[Extracted records]

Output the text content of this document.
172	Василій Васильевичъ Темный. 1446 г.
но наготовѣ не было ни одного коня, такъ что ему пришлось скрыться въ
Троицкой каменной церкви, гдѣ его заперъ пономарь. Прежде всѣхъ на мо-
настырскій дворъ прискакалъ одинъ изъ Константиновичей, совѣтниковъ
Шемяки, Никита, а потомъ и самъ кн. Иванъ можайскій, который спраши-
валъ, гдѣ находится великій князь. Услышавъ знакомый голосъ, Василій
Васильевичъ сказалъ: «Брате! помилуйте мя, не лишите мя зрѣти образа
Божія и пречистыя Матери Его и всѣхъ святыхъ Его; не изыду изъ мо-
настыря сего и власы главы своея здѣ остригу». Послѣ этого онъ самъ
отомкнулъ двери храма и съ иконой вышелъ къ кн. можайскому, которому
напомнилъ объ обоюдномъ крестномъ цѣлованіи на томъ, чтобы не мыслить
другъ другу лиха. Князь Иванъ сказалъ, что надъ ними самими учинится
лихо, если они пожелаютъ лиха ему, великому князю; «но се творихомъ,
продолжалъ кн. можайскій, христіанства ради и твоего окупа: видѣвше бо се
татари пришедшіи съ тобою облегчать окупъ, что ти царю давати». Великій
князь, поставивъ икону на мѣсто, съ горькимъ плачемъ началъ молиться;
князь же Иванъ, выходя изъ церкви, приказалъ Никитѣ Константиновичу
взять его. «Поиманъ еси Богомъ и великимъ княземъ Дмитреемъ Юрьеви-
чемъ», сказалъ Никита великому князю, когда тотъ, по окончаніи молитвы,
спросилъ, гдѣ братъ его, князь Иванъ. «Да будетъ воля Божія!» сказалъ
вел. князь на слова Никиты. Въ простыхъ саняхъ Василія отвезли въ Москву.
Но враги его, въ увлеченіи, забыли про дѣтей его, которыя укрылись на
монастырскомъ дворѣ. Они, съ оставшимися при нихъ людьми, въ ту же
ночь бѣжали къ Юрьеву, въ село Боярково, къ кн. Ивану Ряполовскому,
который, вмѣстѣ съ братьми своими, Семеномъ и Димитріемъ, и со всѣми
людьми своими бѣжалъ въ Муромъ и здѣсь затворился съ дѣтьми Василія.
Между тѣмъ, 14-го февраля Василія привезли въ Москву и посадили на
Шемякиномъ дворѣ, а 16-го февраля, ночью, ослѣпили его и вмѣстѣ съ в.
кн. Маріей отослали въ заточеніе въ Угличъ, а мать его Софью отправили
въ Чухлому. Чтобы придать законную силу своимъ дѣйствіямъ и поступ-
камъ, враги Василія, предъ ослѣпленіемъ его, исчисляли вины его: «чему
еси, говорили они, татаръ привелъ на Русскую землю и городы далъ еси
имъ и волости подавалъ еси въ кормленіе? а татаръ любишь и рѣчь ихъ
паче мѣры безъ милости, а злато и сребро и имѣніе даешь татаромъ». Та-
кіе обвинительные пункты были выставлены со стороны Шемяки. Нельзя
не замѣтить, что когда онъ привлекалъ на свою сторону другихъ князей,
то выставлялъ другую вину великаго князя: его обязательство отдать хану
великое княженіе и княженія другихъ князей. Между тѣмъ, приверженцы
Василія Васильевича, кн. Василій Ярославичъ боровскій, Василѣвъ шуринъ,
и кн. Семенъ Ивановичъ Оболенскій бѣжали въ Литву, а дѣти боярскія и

* * *

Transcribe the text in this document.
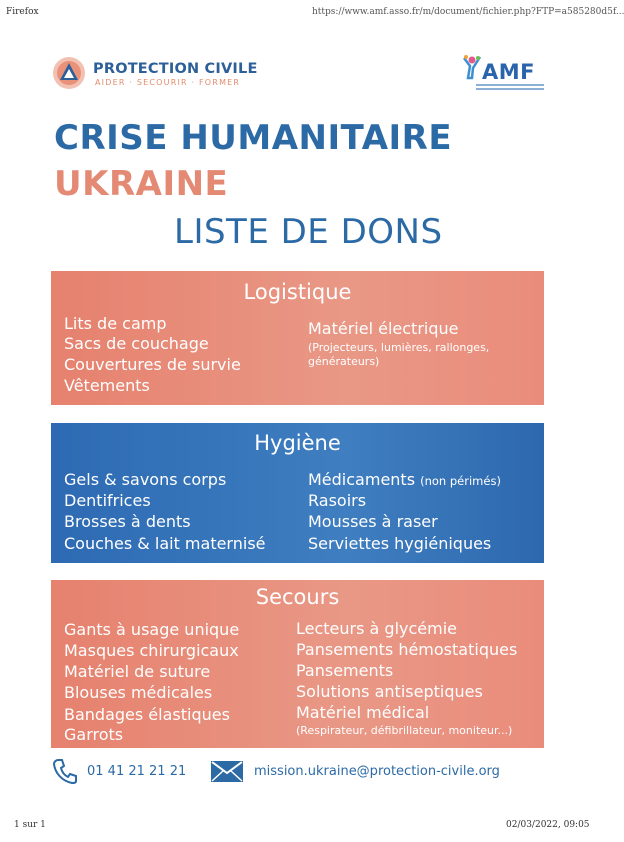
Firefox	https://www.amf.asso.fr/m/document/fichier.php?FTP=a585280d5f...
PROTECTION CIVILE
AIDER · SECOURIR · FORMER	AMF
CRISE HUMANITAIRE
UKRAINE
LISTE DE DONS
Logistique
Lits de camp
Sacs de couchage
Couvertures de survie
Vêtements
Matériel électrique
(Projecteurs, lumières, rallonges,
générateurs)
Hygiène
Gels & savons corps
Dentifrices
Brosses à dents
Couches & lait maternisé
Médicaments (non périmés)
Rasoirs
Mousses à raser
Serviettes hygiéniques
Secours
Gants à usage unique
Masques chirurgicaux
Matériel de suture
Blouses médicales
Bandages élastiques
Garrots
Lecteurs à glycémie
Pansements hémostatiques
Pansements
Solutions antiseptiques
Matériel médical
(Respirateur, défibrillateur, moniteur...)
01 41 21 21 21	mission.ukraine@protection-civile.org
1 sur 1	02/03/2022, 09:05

---

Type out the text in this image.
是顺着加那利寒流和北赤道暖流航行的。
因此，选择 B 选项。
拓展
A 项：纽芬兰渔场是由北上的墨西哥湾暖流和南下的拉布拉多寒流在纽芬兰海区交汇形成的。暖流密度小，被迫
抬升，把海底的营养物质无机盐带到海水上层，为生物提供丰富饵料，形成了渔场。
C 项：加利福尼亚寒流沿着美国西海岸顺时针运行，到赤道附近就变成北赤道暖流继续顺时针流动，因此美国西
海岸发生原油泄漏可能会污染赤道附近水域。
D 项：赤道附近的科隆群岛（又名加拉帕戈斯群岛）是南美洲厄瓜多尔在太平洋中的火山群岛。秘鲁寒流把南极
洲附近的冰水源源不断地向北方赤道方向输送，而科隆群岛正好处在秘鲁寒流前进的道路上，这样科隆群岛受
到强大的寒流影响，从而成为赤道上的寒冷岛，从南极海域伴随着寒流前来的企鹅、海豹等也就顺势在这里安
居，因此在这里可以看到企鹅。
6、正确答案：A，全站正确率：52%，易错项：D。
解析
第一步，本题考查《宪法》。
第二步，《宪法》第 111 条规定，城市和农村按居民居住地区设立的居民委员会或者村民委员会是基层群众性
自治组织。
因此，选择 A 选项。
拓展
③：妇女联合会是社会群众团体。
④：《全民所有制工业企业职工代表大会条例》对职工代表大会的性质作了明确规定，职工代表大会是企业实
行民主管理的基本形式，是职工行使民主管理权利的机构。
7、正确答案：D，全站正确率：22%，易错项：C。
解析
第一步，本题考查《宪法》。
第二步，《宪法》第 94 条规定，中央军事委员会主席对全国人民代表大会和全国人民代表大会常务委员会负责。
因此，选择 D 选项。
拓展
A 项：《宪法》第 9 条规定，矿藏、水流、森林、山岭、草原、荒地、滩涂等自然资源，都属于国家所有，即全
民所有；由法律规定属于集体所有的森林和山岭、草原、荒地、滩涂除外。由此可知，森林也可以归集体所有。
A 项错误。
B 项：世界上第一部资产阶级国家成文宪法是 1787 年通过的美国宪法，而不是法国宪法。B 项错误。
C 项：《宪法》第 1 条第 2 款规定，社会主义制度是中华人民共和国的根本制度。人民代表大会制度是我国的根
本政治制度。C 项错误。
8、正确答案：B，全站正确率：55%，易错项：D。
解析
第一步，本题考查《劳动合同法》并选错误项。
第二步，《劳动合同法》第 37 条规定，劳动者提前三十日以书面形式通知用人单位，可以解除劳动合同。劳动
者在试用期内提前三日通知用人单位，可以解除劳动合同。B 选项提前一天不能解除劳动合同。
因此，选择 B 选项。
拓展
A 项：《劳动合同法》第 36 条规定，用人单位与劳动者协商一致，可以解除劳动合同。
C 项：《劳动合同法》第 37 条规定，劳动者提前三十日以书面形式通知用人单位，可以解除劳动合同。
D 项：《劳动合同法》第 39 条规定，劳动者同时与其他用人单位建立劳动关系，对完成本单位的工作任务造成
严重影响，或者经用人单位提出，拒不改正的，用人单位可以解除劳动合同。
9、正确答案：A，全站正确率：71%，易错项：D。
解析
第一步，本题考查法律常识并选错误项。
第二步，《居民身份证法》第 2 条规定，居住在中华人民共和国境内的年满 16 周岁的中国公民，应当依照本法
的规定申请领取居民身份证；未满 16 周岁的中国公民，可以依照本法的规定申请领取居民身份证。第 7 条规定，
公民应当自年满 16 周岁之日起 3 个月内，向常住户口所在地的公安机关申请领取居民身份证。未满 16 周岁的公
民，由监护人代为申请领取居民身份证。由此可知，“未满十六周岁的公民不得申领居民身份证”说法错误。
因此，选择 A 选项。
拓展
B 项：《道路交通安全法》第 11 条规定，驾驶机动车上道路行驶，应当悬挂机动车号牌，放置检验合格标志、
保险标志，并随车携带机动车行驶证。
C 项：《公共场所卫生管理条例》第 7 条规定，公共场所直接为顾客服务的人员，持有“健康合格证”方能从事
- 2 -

Requirement: Select, from the listing, all lines that include the word "Васильевичъ".

Response:
172	Василій Васильевичъ Темный. 1446 г.
Васильевичъ сказалъ: «Брате! помилуйте мя, не лишите мя зрѣти образа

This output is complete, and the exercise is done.